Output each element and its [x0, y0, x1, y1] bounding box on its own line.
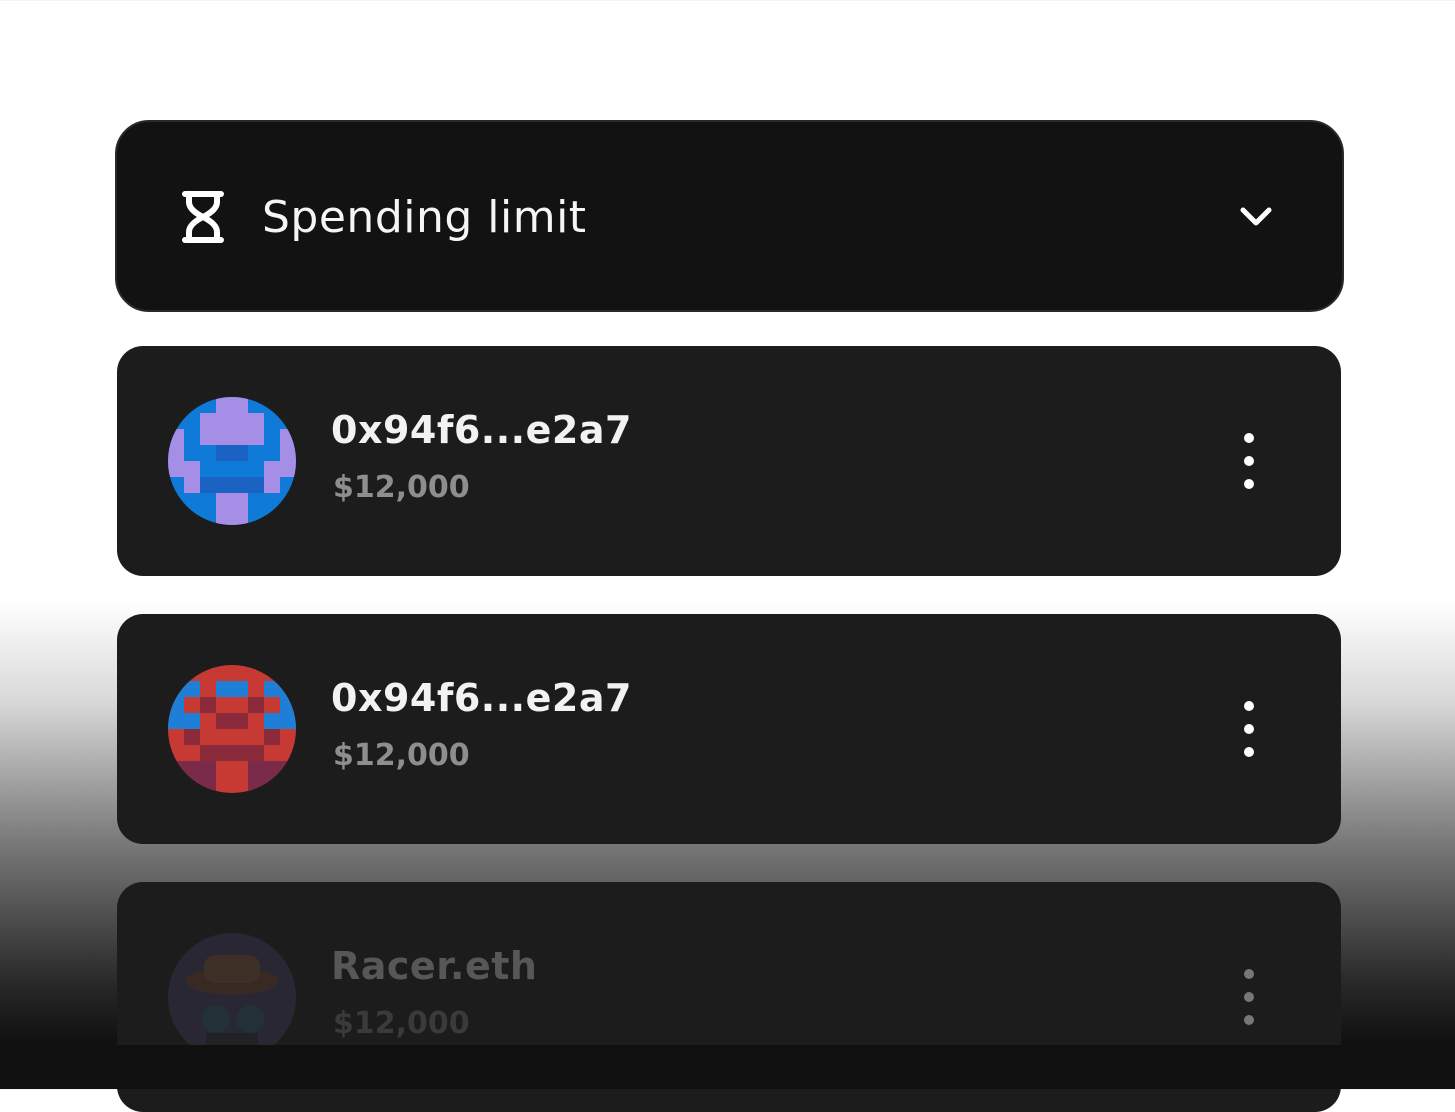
more-options-icon[interactable]	[1237, 430, 1261, 492]
ens-name-label: Racer.eth	[331, 944, 538, 988]
more-options-icon[interactable]	[1237, 966, 1261, 1028]
avatar	[168, 665, 296, 793]
address-label: 0x94f6...e2a7	[331, 676, 632, 720]
spending-limit-header[interactable]: Spending limit	[115, 120, 1344, 312]
amount-label: $12,000	[333, 1006, 470, 1041]
avatar	[168, 933, 296, 1061]
list-item[interactable]: 0x94f6...e2a7 $12,000	[117, 346, 1341, 576]
amount-label: $12,000	[333, 738, 470, 773]
address-label: 0x94f6...e2a7	[331, 408, 632, 452]
amount-label: $12,000	[333, 470, 470, 505]
list-item[interactable]: 0x94f6...e2a7 $12,000	[117, 614, 1341, 844]
avatar	[168, 397, 296, 525]
bottom-fade-overlay	[0, 1045, 1455, 1089]
hourglass-icon	[182, 191, 224, 243]
more-options-icon[interactable]	[1237, 698, 1261, 760]
chevron-down-icon[interactable]	[1238, 202, 1274, 230]
page-title: Spending limit	[262, 192, 587, 243]
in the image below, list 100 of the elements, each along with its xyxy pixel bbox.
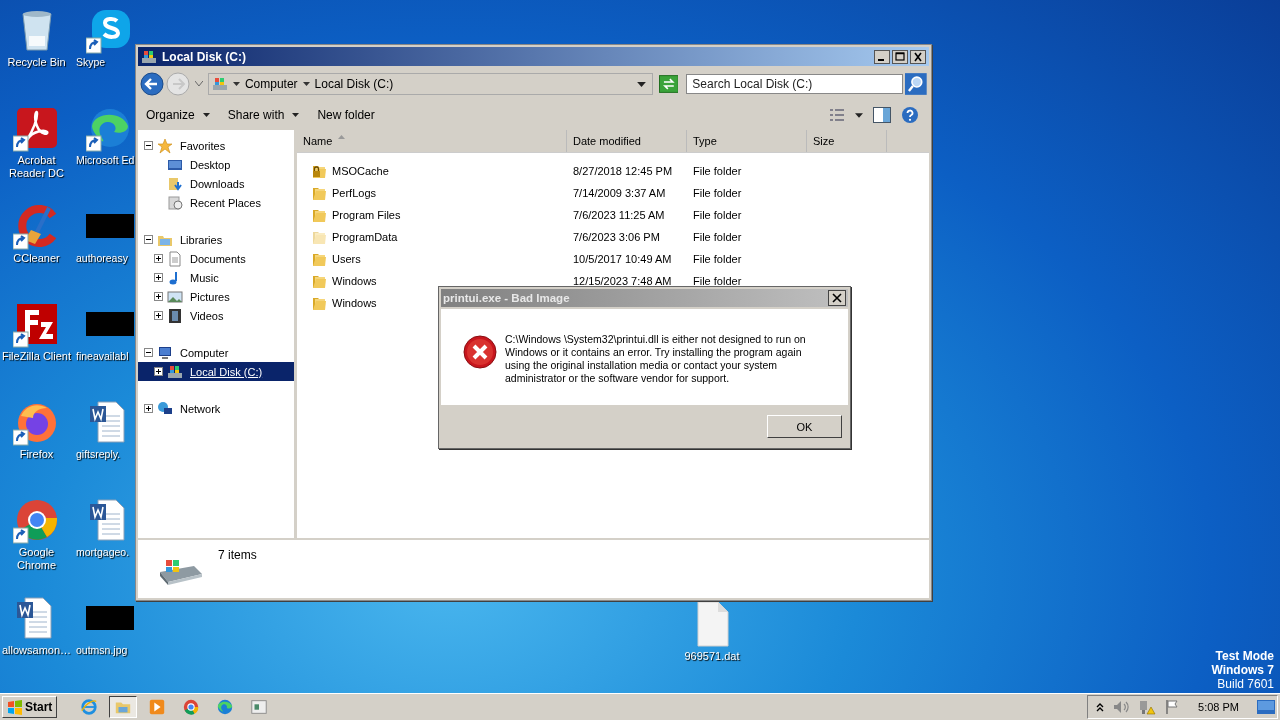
- table-cell: 12/15/2023 7:48 AM: [573, 275, 672, 287]
- search-icon[interactable]: [905, 73, 927, 95]
- view-options-icon[interactable]: [829, 108, 845, 122]
- expand-icon[interactable]: [154, 273, 163, 282]
- caret-icon[interactable]: [636, 81, 646, 87]
- taskbar-button[interactable]: [109, 696, 138, 718]
- ok-button[interactable]: OK: [767, 415, 842, 438]
- icon-label: outmsn.jpg: [75, 644, 128, 657]
- nav-item[interactable]: Libraries: [177, 232, 226, 247]
- preview-pane-icon[interactable]: [873, 107, 891, 123]
- clock[interactable]: 5:08 PM: [1198, 701, 1239, 713]
- collapse-icon[interactable]: [144, 141, 153, 150]
- file-name[interactable]: PerfLogs: [332, 187, 377, 199]
- table-cell: 7/6/2023 3:06 PM: [573, 231, 660, 243]
- breadcrumb-item[interactable]: Local Disk (C:): [314, 77, 394, 91]
- file-name[interactable]: Windows: [332, 275, 377, 287]
- column-header[interactable]: Name: [297, 130, 567, 152]
- expand-icon[interactable]: [144, 404, 153, 413]
- error-message: C:\Windows \System32\printui.dll is either not designed to run on Windows or it contains an error. Try installing the program again using the original installation media or contact your system administrator or the software vendor for support.: [505, 333, 807, 385]
- browser-icon: [80, 698, 99, 716]
- file-name[interactable]: ProgramData: [332, 231, 398, 243]
- search-field[interactable]: Search Local Disk (C:): [686, 74, 904, 94]
- expand-icon[interactable]: [154, 311, 163, 320]
- icon-label: Google Chrome: [15, 546, 58, 572]
- file-name[interactable]: Program Files: [332, 209, 401, 221]
- icon-label: Firefox: [19, 448, 54, 461]
- minimize-icon[interactable]: [874, 49, 890, 64]
- icon-label: FileZilla Client: [1, 350, 72, 363]
- sort-arrow-icon: [338, 135, 346, 139]
- icon-label: fineavailabl: [75, 350, 129, 363]
- play-icon: [148, 698, 167, 716]
- nav-item[interactable]: Computer: [177, 345, 232, 360]
- browser-icon: [216, 698, 235, 716]
- nav-item[interactable]: Network: [177, 401, 224, 416]
- column-header[interactable]: Date modified: [567, 130, 687, 152]
- icon-label: CCleaner: [13, 252, 60, 265]
- table-cell: File folder: [693, 187, 742, 199]
- toolbar-button[interactable]: Organize: [142, 105, 214, 125]
- file-name[interactable]: Windows: [332, 297, 377, 309]
- icon-label: giftsreply.: [75, 448, 121, 461]
- address-bar[interactable]: Computer Local Disk (C:): [207, 73, 653, 95]
- table-cell: 7/6/2023 11:25 AM: [573, 209, 665, 221]
- toolbar-button[interactable]: Share with: [223, 105, 304, 125]
- computer-icon: [157, 344, 173, 361]
- start-button[interactable]: Start: [2, 696, 58, 718]
- nav-item[interactable]: Favorites: [177, 138, 229, 153]
- flag-icon[interactable]: [1164, 699, 1181, 715]
- nav-item[interactable]: Desktop: [187, 157, 234, 172]
- caret-icon[interactable]: [855, 112, 863, 118]
- nav-item[interactable]: Pictures: [187, 289, 233, 304]
- network-icon: [157, 400, 173, 417]
- window-icon: [250, 698, 269, 716]
- nav-item[interactable]: Music: [187, 270, 222, 285]
- breadcrumb-item[interactable]: Computer: [244, 77, 298, 91]
- icon-label: Microsoft Ed: [75, 154, 135, 167]
- disk-icon: [211, 76, 228, 92]
- refresh-icon[interactable]: [658, 75, 679, 93]
- icon-label: Acrobat Reader DC: [8, 154, 65, 180]
- icon-label: allowsamon…: [1, 644, 72, 657]
- nav-item[interactable]: Downloads: [187, 176, 248, 191]
- disk-icon: [141, 48, 157, 65]
- help-icon[interactable]: [901, 106, 919, 124]
- system-notice: Test Mode: [1215, 649, 1274, 663]
- error-icon: [463, 335, 497, 369]
- recent-icon: [167, 194, 183, 211]
- close-icon[interactable]: [910, 49, 926, 64]
- caret-icon: [292, 113, 300, 117]
- collapse-icon[interactable]: [144, 235, 153, 244]
- network-warning-icon[interactable]: [1138, 699, 1157, 715]
- item-count: 7 items: [218, 548, 257, 562]
- windows-logo-icon: [7, 699, 23, 715]
- toolbar-button[interactable]: New folder: [313, 105, 379, 125]
- expand-icon[interactable]: [154, 367, 163, 376]
- back-button[interactable]: [140, 72, 164, 96]
- icon-label: Recycle Bin: [7, 56, 66, 69]
- videos-icon: [167, 307, 183, 324]
- nav-item[interactable]: Videos: [187, 308, 227, 323]
- close-icon[interactable]: [828, 290, 846, 306]
- nav-item[interactable]: Recent Places: [187, 195, 264, 210]
- expand-icon[interactable]: [154, 254, 163, 263]
- file-name[interactable]: Users: [332, 253, 361, 265]
- icon-label: mortgageo.: [75, 546, 130, 559]
- icon-label: Skype: [75, 56, 106, 69]
- star-icon: [157, 137, 173, 154]
- downloads-icon: [167, 175, 183, 192]
- caret-icon[interactable]: [232, 82, 240, 86]
- expand-icon[interactable]: [154, 292, 163, 301]
- pictures-icon: [167, 288, 183, 305]
- collapse-icon[interactable]: [144, 348, 153, 357]
- caret-icon[interactable]: [302, 82, 310, 86]
- table-cell: 7/14/2009 3:37 AM: [573, 187, 666, 199]
- table-cell: 8/27/2018 12:45 PM: [573, 165, 673, 177]
- nav-item[interactable]: Documents: [187, 251, 249, 266]
- chevron-up-icon[interactable]: [1096, 702, 1105, 712]
- column-header[interactable]: Type: [687, 130, 807, 152]
- column-header[interactable]: Size: [807, 130, 887, 152]
- file-name[interactable]: MSOCache: [332, 165, 389, 177]
- table-cell: File folder: [693, 253, 742, 265]
- maximize-icon[interactable]: [892, 49, 908, 64]
- window-title: Local Disk (C:): [162, 49, 246, 64]
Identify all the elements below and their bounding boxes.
================================
## Set task
Reproduce every line of the records above with "Spending limit" swapped for "Transfer limit" at each occurrence and nothing else altered. Leave out the picture placeholders.

## Result for this task
Output each element and its [x0, y0, x1, y1] bounding box on its own line.
more-options-icon[interactable]	[1237, 430, 1261, 492]
ens-name-label: Racer.eth	[331, 944, 538, 988]
more-options-icon[interactable]	[1237, 966, 1261, 1028]
avatar	[168, 665, 296, 793]
address-label: 0x94f6...e2a7	[331, 676, 632, 720]
spending-limit-header[interactable]: Transfer limit	[115, 120, 1344, 312]
amount-label: $12,000	[333, 1006, 470, 1041]
avatar	[168, 933, 296, 1061]
list-item[interactable]: 0x94f6...e2a7 $12,000	[117, 346, 1341, 576]
amount-label: $12,000	[333, 738, 470, 773]
address-label: 0x94f6...e2a7	[331, 408, 632, 452]
amount-label: $12,000	[333, 470, 470, 505]
list-item[interactable]: 0x94f6...e2a7 $12,000	[117, 614, 1341, 844]
avatar	[168, 397, 296, 525]
bottom-fade-overlay	[0, 1045, 1455, 1089]
hourglass-icon	[182, 191, 224, 243]
more-options-icon[interactable]	[1237, 698, 1261, 760]
chevron-down-icon[interactable]	[1238, 202, 1274, 230]
page-title: Transfer limit	[262, 192, 587, 243]
in the image below, list 100 of the elements, each along with its xyxy pixel bbox.
- table-cell: 12/15/2023 7:48 AM: [573, 275, 672, 287]
- search-icon[interactable]: [905, 73, 927, 95]
- view-options-icon[interactable]: [829, 108, 845, 122]
- expand-icon[interactable]: [154, 273, 163, 282]
- caret-icon[interactable]: [636, 81, 646, 87]
- taskbar-button[interactable]: [109, 696, 138, 718]
- ok-button[interactable]: OK: [767, 415, 842, 438]
- icon-label: outmsn.jpg: [75, 644, 128, 657]
- nav-item[interactable]: Libraries: [177, 232, 226, 247]
- preview-pane-icon[interactable]: [873, 107, 891, 123]
- clock[interactable]: 5:08 PM: [1198, 701, 1239, 713]
- collapse-icon[interactable]: [144, 141, 153, 150]
- file-name[interactable]: PerfLogs: [332, 187, 377, 199]
- table-cell: 7/6/2023 3:06 PM: [573, 231, 660, 243]
- breadcrumb-item[interactable]: Local Disk (C:): [314, 77, 394, 91]
- file-name[interactable]: Windows: [332, 275, 377, 287]
- column-header[interactable]: Name: [297, 130, 567, 152]
- expand-icon[interactable]: [144, 404, 153, 413]
- error-message: C:\Windows \System32\printui.dll is either not designed to run on Windows or it contains an error. Try installing the program again using the original installation media or contact your system administrator or the software vendor for support.: [505, 333, 807, 385]
- browser-icon: [80, 698, 99, 716]
- file-name[interactable]: ProgramData: [332, 231, 398, 243]
- search-field[interactable]: Search Local Disk (C:): [686, 74, 904, 94]
- expand-icon[interactable]: [154, 311, 163, 320]
- icon-label: Google Chrome: [15, 546, 58, 572]
- file-name[interactable]: Program Files: [332, 209, 401, 221]
- icon-label: Firefox: [19, 448, 54, 461]
- minimize-icon[interactable]: [874, 49, 890, 64]
- icon-label: FileZilla Client: [1, 350, 72, 363]
- sort-arrow-icon: [338, 135, 346, 139]
- icon-label: fineavailabl: [75, 350, 129, 363]
- play-icon: [148, 698, 167, 716]
- nav-item[interactable]: Computer: [177, 345, 232, 360]
- browser-icon: [216, 698, 235, 716]
- nav-item[interactable]: Network: [177, 401, 224, 416]
- column-header[interactable]: Date modified: [567, 130, 687, 152]
- icon-label: CCleaner: [13, 252, 60, 265]
- table-cell: File folder: [693, 187, 742, 199]
- toolbar-button[interactable]: Organize: [142, 105, 214, 125]
- file-name[interactable]: Windows: [332, 297, 377, 309]
- icon-label: giftsreply.: [75, 448, 121, 461]
- address-bar[interactable]: Computer Local Disk (C:): [207, 73, 653, 95]
- table-cell: 7/6/2023 11:25 AM: [573, 209, 665, 221]
- toolbar-button[interactable]: Share with: [223, 105, 304, 125]
- computer-icon: [157, 344, 173, 361]
- start-button[interactable]: Start: [2, 696, 58, 718]
- nav-item[interactable]: Favorites: [177, 138, 229, 153]
- flag-icon[interactable]: [1164, 699, 1181, 715]
- nav-item[interactable]: Desktop: [187, 157, 234, 172]
- caret-icon[interactable]: [855, 112, 863, 118]
- nav-item[interactable]: Pictures: [187, 289, 233, 304]
- network-icon: [157, 400, 173, 417]
- window-icon: [250, 698, 269, 716]
- nav-item[interactable]: Music: [187, 270, 222, 285]
- breadcrumb-item[interactable]: Computer: [244, 77, 298, 91]
- icon-label: Microsoft Ed: [75, 154, 135, 167]
- disk-icon: [211, 76, 228, 92]
- refresh-icon[interactable]: [658, 75, 679, 93]
- icon-label: Acrobat Reader DC: [8, 154, 65, 180]
- icon-label: allowsamon…: [1, 644, 72, 657]
- nav-item[interactable]: Downloads: [187, 176, 248, 191]
- disk-icon: [141, 48, 157, 65]
- help-icon[interactable]: [901, 106, 919, 124]
- system-notice: Test Mode: [1215, 649, 1274, 663]
- error-icon: [463, 335, 497, 369]
- recent-icon: [167, 194, 183, 211]
- close-icon[interactable]: [910, 49, 926, 64]
- caret-icon: [292, 113, 300, 117]
- collapse-icon[interactable]: [144, 235, 153, 244]
- network-warning-icon[interactable]: [1138, 699, 1157, 715]
- item-count: 7 items: [218, 548, 257, 562]
- windows-logo-icon: [7, 699, 23, 715]
- toolbar-button[interactable]: New folder: [313, 105, 379, 125]
- expand-icon[interactable]: [154, 367, 163, 376]
- back-button[interactable]: [140, 72, 164, 96]
- icon-label: Recycle Bin: [7, 56, 66, 69]
- videos-icon: [167, 307, 183, 324]
- nav-item[interactable]: Videos: [187, 308, 227, 323]
- close-icon[interactable]: [828, 290, 846, 306]
- nav-item[interactable]: Recent Places: [187, 195, 264, 210]
- expand-icon[interactable]: [154, 254, 163, 263]
- file-name[interactable]: Users: [332, 253, 361, 265]
- icon-label: mortgageo.: [75, 546, 130, 559]
- icon-label: Skype: [75, 56, 106, 69]
- star-icon: [157, 137, 173, 154]
- downloads-icon: [167, 175, 183, 192]
- caret-icon[interactable]: [232, 82, 240, 86]
- expand-icon[interactable]: [154, 292, 163, 301]
- pictures-icon: [167, 288, 183, 305]
- collapse-icon[interactable]: [144, 348, 153, 357]
- caret-icon[interactable]: [302, 82, 310, 86]
- table-cell: 7/14/2009 3:37 AM: [573, 187, 666, 199]
- table-cell: 8/27/2018 12:45 PM: [573, 165, 673, 177]
- nav-item[interactable]: Documents: [187, 251, 249, 266]
- chevron-up-icon[interactable]: [1096, 702, 1105, 712]
- column-header[interactable]: Type: [687, 130, 807, 152]
- column-header[interactable]: Size: [807, 130, 887, 152]
- file-name[interactable]: MSOCache: [332, 165, 389, 177]
- table-cell: File folder: [693, 253, 742, 265]
- maximize-icon[interactable]: [892, 49, 908, 64]
- window-title: Local Disk (C:): [162, 49, 246, 64]
Identify all the elements below and their bounding boxes.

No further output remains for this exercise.